WHAT YOU HAVE TO DO: Copy each line of the material below that includes the string "Dateien".

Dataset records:
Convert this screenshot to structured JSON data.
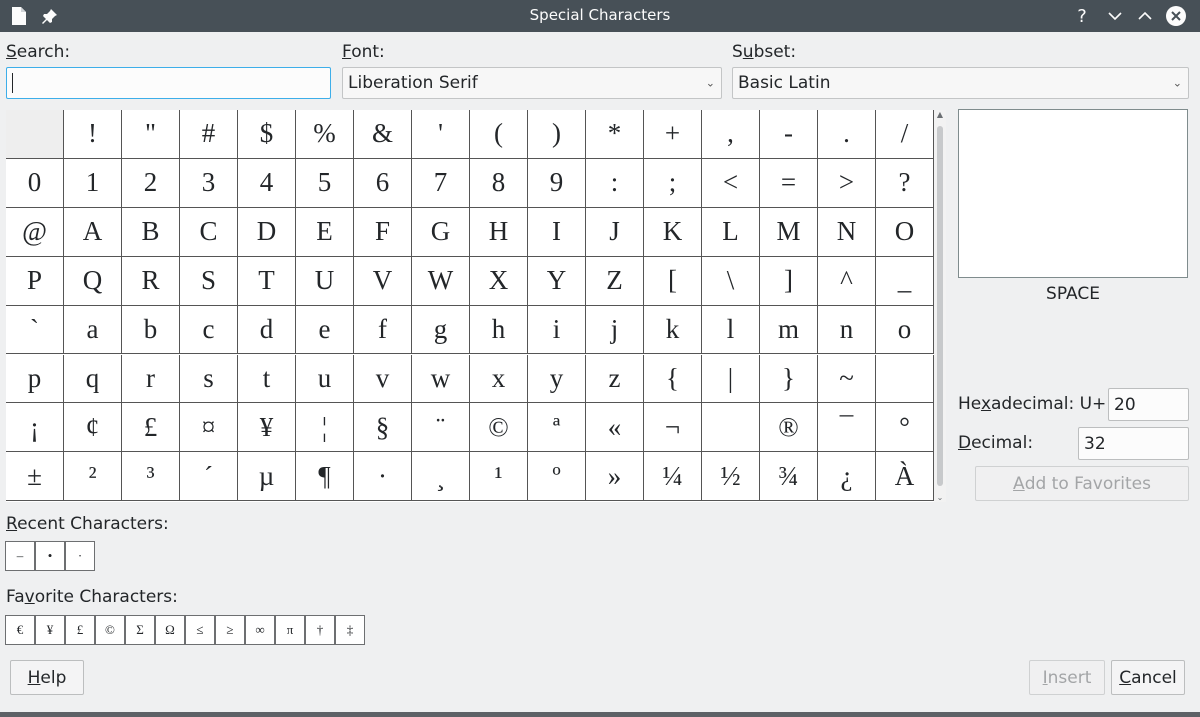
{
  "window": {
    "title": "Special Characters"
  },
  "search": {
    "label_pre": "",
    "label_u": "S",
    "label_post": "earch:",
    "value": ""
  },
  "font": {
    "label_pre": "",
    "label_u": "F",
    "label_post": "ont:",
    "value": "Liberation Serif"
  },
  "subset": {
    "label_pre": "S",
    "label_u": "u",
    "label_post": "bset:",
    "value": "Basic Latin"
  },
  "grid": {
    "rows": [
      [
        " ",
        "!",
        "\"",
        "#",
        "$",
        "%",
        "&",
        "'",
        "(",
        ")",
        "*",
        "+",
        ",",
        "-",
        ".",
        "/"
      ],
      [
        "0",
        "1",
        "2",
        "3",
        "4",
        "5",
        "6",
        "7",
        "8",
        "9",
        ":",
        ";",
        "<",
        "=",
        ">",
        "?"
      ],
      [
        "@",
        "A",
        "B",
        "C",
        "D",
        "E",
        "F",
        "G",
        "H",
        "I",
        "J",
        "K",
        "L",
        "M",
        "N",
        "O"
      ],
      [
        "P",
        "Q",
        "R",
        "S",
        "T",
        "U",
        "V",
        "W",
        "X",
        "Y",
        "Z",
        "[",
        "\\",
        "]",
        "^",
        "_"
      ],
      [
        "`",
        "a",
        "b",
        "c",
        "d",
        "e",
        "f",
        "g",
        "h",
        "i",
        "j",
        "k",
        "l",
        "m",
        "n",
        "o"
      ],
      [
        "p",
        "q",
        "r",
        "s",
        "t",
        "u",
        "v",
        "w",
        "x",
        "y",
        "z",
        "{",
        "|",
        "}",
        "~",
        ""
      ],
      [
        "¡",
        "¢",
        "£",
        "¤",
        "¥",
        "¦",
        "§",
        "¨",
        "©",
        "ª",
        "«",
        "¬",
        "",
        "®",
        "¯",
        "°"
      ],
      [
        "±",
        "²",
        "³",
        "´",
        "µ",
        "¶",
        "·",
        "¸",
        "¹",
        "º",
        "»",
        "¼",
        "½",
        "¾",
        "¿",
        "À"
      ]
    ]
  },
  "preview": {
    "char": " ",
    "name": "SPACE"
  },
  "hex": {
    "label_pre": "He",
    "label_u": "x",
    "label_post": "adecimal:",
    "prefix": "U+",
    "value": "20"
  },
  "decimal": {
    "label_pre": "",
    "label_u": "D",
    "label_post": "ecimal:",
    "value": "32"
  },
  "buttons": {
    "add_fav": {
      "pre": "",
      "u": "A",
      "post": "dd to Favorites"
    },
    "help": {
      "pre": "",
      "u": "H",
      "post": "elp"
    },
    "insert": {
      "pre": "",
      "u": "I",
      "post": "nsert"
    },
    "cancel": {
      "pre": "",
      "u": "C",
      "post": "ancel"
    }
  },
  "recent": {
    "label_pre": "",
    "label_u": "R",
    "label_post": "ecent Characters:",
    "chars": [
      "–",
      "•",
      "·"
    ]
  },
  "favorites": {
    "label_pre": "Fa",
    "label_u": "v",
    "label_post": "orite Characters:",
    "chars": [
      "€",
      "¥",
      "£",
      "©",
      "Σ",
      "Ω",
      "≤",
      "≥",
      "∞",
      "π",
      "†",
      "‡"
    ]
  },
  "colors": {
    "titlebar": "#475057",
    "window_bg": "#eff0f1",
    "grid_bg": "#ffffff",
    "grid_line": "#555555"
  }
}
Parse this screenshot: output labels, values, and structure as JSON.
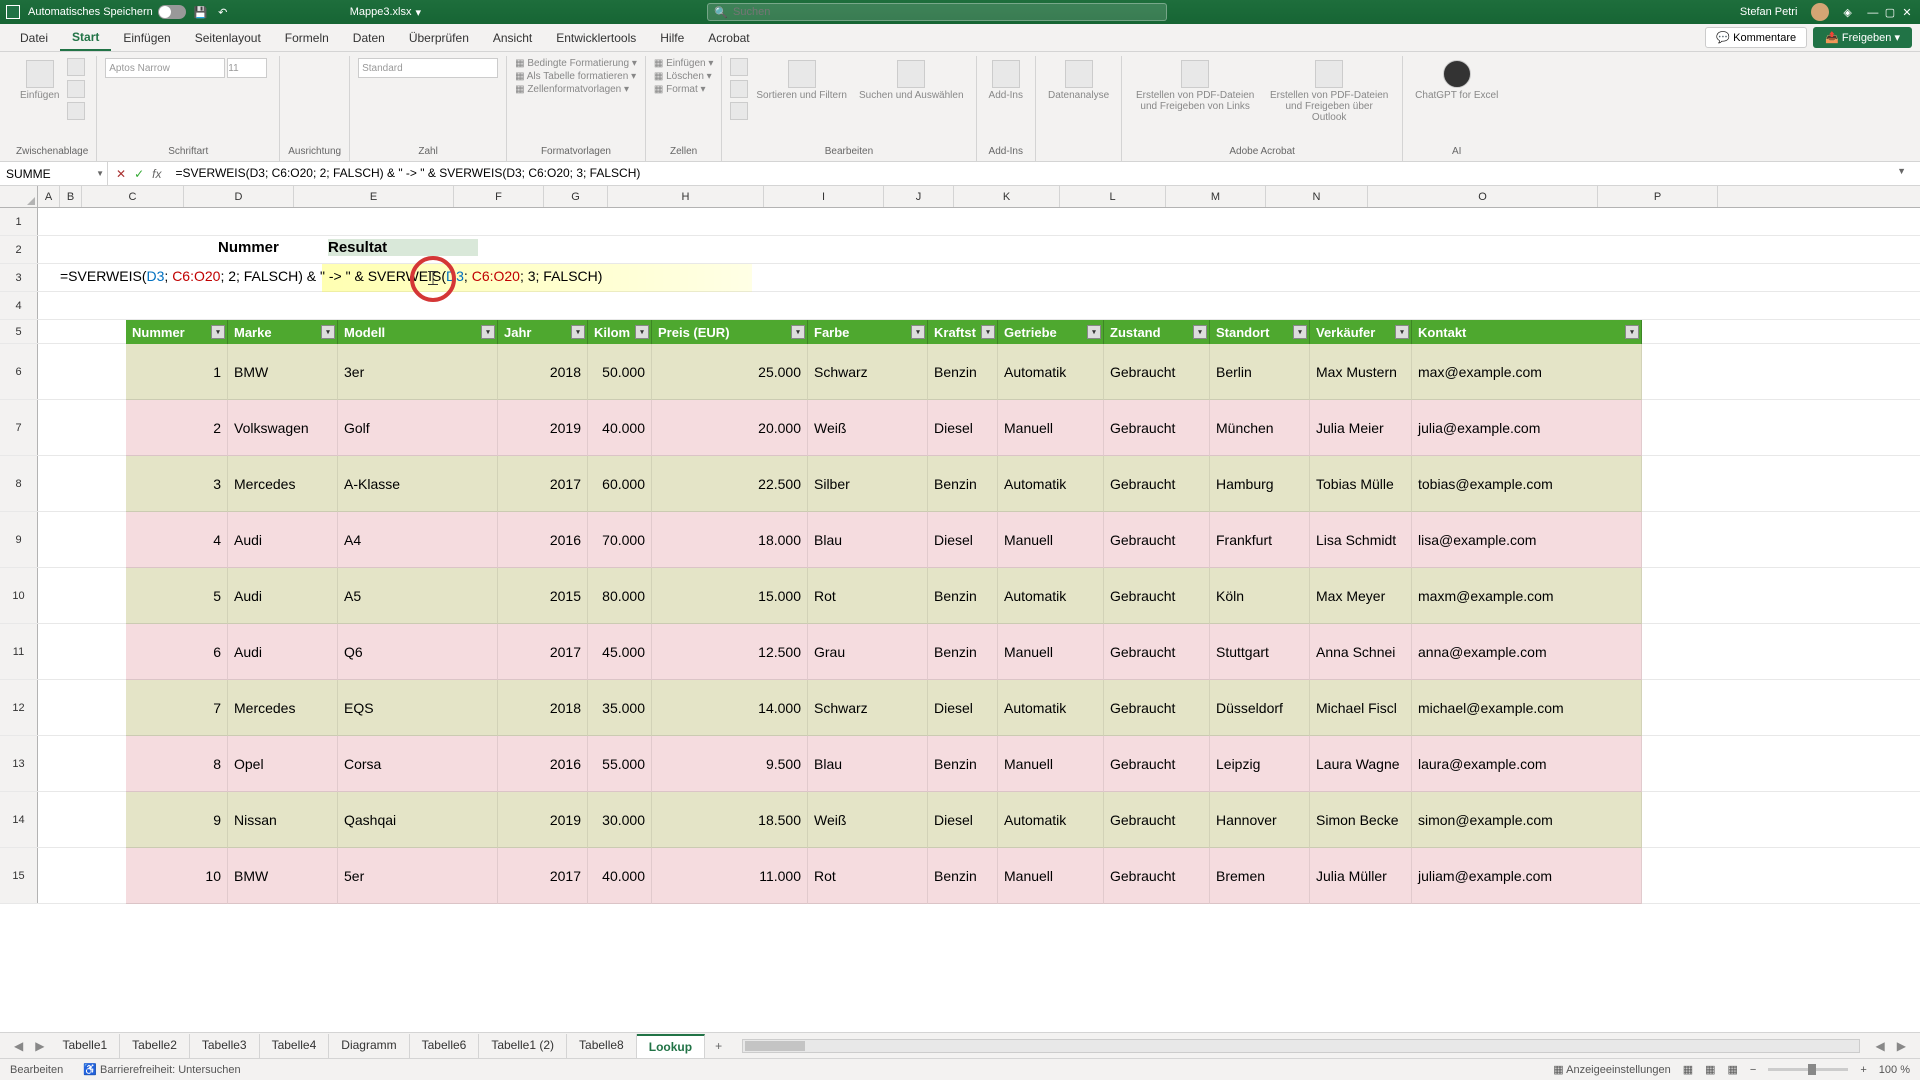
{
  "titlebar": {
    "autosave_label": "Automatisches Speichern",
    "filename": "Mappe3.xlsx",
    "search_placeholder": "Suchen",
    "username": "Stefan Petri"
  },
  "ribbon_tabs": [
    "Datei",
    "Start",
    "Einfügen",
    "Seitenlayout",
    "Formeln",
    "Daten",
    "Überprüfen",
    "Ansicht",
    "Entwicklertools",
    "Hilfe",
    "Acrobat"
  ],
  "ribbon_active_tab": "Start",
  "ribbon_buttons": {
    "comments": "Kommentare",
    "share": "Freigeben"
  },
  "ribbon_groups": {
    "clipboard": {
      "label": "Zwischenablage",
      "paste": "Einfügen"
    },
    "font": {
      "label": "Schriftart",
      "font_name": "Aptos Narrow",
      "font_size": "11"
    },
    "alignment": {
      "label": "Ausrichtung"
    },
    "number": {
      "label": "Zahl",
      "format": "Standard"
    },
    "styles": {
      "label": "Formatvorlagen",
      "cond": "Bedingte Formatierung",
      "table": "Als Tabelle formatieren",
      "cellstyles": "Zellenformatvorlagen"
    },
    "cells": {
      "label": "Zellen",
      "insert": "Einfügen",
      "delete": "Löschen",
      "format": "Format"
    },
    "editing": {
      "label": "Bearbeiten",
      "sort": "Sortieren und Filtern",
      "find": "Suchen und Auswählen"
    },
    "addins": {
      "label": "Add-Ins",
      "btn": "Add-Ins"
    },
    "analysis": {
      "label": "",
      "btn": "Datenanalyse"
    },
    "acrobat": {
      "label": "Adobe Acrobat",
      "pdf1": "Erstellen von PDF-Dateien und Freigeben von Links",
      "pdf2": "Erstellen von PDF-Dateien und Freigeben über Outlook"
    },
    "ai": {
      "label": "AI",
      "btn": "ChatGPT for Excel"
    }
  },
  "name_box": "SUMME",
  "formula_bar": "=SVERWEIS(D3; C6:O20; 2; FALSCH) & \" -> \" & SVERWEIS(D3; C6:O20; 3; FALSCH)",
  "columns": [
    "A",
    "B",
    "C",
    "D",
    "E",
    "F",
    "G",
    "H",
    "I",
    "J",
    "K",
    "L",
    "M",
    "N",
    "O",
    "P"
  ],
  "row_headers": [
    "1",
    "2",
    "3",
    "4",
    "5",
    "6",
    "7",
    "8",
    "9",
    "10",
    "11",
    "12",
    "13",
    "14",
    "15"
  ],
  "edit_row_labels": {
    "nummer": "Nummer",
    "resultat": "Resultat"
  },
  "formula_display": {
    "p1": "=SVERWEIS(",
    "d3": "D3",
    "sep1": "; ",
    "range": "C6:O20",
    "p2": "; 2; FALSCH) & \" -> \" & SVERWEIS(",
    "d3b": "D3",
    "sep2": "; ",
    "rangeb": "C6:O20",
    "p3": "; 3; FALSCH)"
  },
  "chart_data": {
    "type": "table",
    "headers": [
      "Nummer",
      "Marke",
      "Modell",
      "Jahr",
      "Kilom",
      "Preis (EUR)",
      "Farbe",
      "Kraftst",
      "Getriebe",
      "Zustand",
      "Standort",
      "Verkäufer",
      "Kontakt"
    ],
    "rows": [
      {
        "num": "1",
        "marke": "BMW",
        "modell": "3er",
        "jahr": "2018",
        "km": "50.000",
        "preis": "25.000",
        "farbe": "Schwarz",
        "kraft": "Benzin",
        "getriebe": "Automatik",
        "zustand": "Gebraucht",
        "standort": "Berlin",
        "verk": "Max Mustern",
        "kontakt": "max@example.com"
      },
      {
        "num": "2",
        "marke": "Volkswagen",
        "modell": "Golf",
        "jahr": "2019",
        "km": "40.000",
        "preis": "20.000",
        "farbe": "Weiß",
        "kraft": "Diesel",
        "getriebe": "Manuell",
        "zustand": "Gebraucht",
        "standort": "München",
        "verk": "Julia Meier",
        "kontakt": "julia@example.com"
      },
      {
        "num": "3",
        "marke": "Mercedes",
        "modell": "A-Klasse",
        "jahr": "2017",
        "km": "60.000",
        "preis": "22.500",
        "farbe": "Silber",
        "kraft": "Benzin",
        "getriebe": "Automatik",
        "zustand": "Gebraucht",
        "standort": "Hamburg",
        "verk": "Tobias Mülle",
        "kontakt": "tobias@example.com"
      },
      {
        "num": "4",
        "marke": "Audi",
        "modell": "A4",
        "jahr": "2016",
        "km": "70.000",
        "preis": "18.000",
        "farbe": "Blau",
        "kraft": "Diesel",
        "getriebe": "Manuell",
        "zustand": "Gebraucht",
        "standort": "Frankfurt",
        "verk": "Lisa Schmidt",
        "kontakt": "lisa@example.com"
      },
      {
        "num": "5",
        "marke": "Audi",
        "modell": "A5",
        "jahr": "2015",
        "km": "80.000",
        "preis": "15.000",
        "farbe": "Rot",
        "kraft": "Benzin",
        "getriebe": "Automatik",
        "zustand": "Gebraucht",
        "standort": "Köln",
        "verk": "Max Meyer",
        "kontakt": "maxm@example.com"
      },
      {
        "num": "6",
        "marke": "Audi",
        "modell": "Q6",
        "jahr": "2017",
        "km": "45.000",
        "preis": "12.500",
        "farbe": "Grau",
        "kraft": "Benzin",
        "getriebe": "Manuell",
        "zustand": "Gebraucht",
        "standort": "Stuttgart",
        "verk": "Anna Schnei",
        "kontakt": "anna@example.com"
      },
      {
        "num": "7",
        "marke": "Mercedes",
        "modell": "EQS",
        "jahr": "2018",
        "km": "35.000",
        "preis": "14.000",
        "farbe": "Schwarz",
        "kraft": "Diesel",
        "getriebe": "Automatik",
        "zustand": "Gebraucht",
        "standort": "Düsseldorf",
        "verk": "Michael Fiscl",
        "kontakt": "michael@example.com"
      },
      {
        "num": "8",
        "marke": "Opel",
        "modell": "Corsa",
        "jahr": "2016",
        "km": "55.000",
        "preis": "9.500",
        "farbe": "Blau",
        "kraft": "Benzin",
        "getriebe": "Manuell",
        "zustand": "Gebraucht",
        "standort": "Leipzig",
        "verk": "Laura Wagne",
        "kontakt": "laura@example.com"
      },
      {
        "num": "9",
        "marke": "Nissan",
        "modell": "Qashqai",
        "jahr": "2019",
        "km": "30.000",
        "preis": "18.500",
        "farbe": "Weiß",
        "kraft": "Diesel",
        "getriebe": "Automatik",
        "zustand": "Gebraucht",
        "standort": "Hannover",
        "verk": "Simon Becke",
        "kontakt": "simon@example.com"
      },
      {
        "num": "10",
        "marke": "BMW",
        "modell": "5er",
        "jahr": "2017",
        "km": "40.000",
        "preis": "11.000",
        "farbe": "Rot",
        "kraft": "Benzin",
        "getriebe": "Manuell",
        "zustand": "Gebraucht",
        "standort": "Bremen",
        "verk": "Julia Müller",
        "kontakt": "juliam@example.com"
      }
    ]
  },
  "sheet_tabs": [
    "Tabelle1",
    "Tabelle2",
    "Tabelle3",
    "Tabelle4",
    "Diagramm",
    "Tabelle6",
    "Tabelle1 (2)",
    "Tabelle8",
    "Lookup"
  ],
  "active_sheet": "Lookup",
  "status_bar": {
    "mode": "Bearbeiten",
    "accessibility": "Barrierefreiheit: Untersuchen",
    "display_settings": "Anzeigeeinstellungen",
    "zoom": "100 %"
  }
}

FINISHED EXERCISE:
      "pdf1": "Erstellen von PDF-Dateien und Freigeben von Links",
      "pdf2": "Erstellen von PDF-Dateien und Freigeben über Outlook"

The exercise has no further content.